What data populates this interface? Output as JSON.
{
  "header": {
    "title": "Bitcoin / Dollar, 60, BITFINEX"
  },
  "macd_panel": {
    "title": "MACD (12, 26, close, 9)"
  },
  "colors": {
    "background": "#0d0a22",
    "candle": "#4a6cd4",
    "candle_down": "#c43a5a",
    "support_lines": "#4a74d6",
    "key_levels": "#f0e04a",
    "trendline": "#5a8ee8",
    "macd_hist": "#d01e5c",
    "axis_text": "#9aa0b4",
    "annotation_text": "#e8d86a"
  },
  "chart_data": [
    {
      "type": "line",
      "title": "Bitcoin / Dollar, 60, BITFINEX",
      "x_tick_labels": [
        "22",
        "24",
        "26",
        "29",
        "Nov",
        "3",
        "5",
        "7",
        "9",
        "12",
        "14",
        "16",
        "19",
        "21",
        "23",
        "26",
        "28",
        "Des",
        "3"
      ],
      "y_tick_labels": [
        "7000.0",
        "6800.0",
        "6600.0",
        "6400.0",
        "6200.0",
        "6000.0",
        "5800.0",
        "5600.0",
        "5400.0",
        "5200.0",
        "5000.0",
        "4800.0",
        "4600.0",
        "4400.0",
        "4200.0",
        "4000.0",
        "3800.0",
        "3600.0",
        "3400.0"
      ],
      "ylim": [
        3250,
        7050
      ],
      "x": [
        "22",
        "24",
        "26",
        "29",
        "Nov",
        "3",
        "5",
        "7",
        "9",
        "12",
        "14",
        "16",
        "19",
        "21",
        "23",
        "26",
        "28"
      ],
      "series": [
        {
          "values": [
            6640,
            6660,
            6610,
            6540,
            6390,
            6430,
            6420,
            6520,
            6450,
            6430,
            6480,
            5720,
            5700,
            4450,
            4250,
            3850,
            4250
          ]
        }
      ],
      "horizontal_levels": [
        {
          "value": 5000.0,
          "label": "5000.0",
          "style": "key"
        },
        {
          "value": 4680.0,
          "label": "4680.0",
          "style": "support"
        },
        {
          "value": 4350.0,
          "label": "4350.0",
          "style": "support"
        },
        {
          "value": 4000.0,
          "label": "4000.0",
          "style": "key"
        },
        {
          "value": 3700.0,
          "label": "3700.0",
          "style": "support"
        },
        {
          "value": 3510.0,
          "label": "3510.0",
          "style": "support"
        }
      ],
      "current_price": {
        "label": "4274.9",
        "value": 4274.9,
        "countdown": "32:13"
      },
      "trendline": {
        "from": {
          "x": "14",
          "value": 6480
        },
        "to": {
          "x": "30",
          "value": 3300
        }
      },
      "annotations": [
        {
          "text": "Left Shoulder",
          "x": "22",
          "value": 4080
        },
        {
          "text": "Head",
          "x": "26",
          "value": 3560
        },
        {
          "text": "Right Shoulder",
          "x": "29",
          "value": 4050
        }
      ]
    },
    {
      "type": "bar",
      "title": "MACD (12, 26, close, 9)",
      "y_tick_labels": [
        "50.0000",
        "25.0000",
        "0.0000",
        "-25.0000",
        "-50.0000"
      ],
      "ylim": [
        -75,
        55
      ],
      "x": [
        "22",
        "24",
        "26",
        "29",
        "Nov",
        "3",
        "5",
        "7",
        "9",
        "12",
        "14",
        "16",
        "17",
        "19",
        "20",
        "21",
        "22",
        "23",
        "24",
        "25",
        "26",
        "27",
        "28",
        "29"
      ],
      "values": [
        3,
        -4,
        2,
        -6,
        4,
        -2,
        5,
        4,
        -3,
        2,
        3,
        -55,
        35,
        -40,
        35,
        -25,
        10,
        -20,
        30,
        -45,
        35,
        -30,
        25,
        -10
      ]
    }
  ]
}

· · ·

# PROBLEM:
Find each line with the string "BITFINEX" and copy it out.

# OUTPUT:
    "title": "Bitcoin / Dollar, 60, BITFINEX"
      "title": "Bitcoin / Dollar, 60, BITFINEX",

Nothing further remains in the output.